### STATED EXERCISE
Search the material and gather each line with "Brandon" in it.

### GIVEN INFORMATION
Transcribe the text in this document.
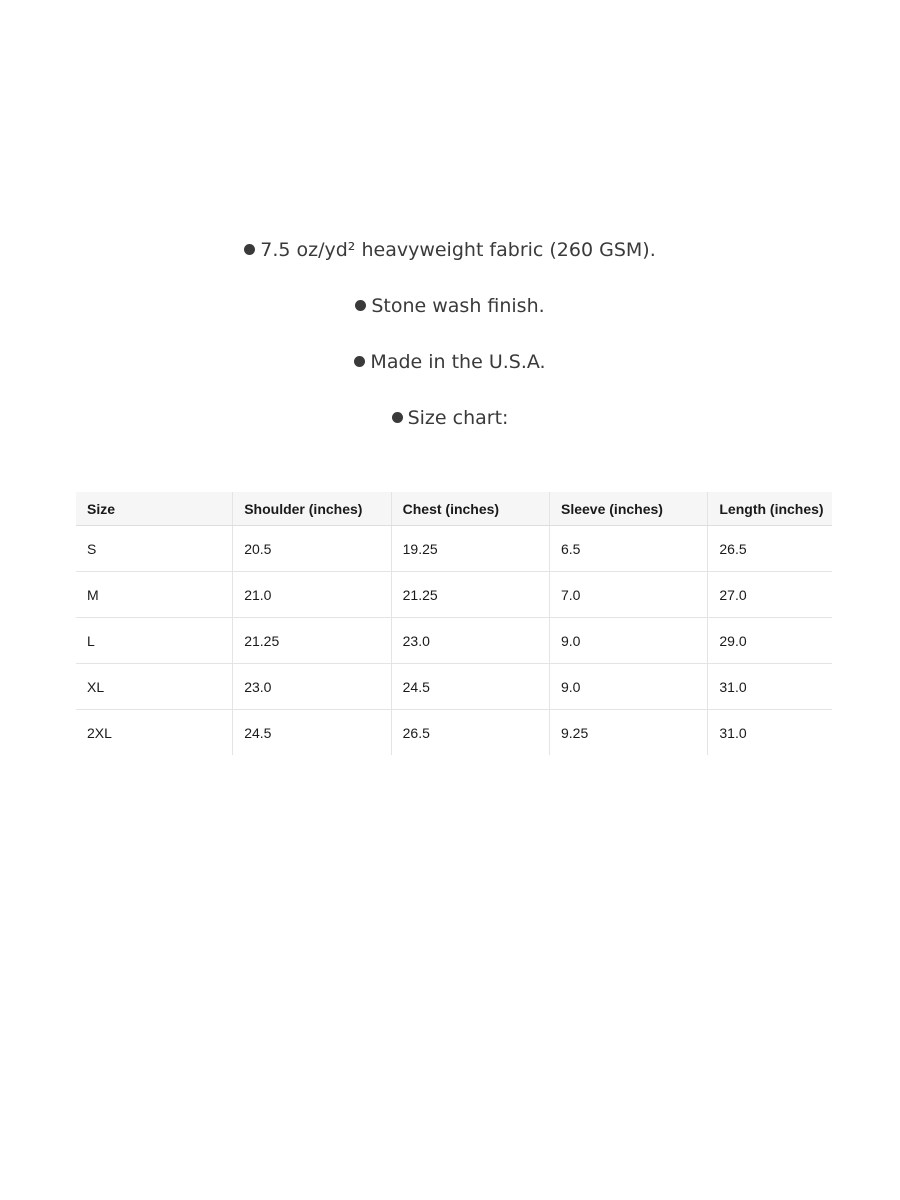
7.5 oz/yd² heavyweight fabric (260 GSM).
Stone wash finish.
Made in the U.S.A.
Size chart:
Size	Shoulder (inches)	Chest (inches)	Sleeve (inches)	Length (inches)
S	20.5	19.25	6.5	26.5
M	21.0	21.25	7.0	27.0
L	21.25	23.0	9.0	29.0
XL	23.0	24.5	9.0	31.0
2XL	24.5	26.5	9.25	31.0
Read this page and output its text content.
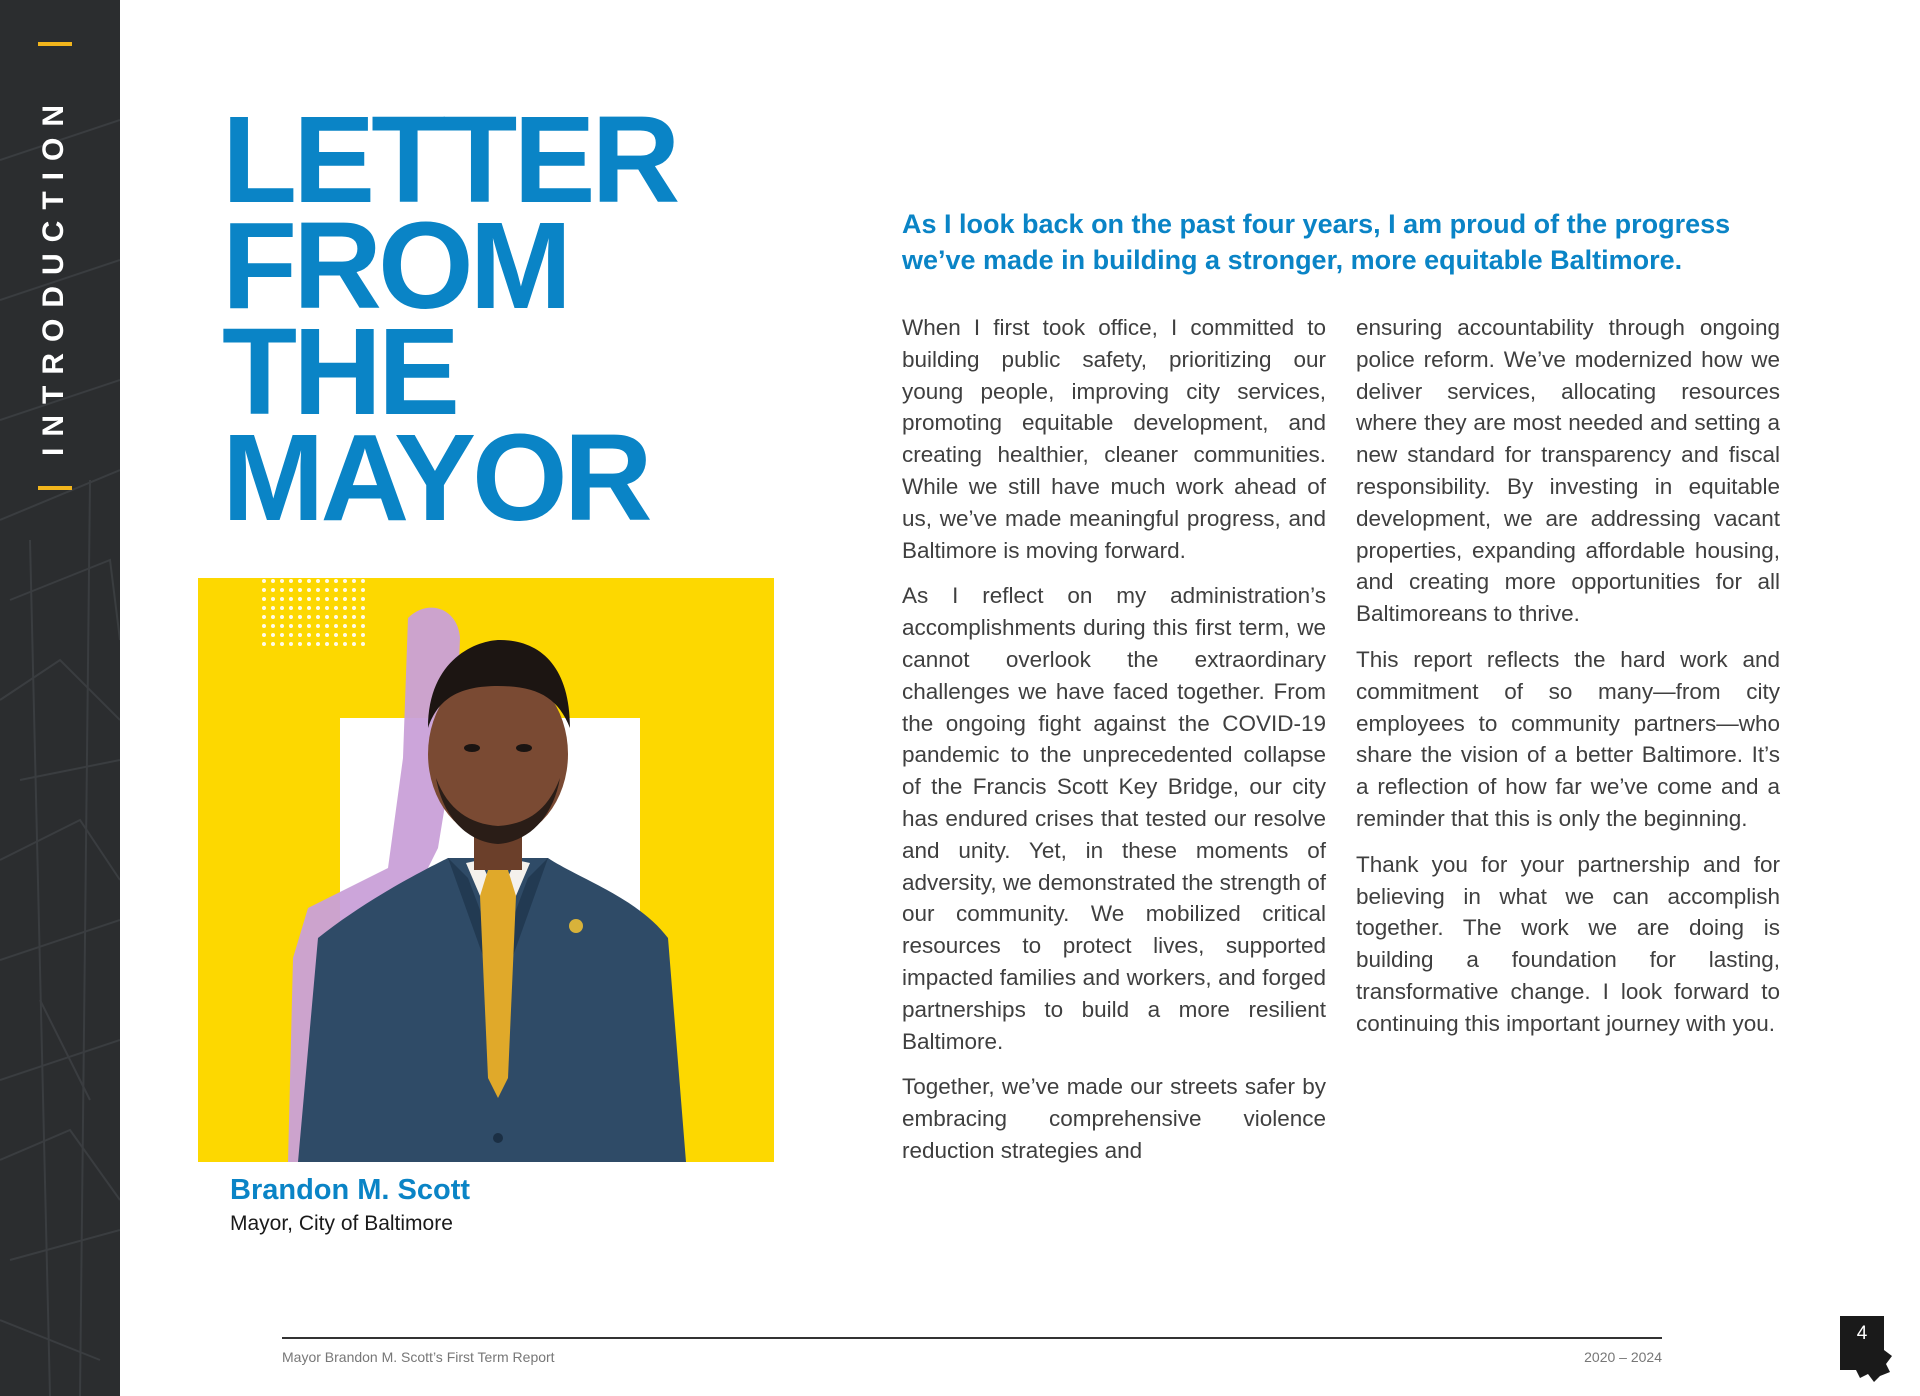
INTRODUCTION LETTER
FROM
THE
MAYOR
Brandon M. Scott
Mayor, City of Baltimore

As I look back on the past four years, I am proud of the progress we’ve made in building a stronger, more equitable Baltimore.

When I first took office, I committed to building public safety, prioritizing our young people, improving city services, promoting equitable development, and creating healthier, cleaner communities. While we still have much work ahead of us, we’ve made meaningful progress, and Baltimore is moving forward.

As I reflect on my administration’s accomplishments during this first term, we cannot overlook the extraordinary challenges we have faced together. From the ongoing fight against the COVID-19 pandemic to the unprecedented collapse of the Francis Scott Key Bridge, our city has endured crises that tested our resolve and unity. Yet, in these moments of adversity, we demonstrated the strength of our community. We mobilized critical resources to protect lives, supported impacted families and workers, and forged partnerships to build a more resilient Baltimore.

Together, we’ve made our streets safer by embracing comprehensive violence reduction strategies and

ensuring accountability through ongoing police reform. We’ve modernized how we deliver services, allocating resources where they are most needed and setting a new standard for transparency and fiscal responsibility. By investing in equitable development, we are addressing vacant properties, expanding affordable housing, and creating more opportunities for all Baltimoreans to thrive.

This report reflects the hard work and commitment of so many—from city employees to community partners—who share the vision of a better Baltimore. It’s a reflection of how far we’ve come and a reminder that this is only the beginning.

Thank you for your partnership and for believing in what we can accomplish together. The work we are doing is building a foundation for lasting, transformative change. I look forward to continuing this important journey with you.

Mayor Brandon M. Scott’s First Term Report	2020 – 2024
4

### THE SOLUTION
Brandon M. Scott
Mayor Brandon M. Scott’s First Term Report	2020 – 2024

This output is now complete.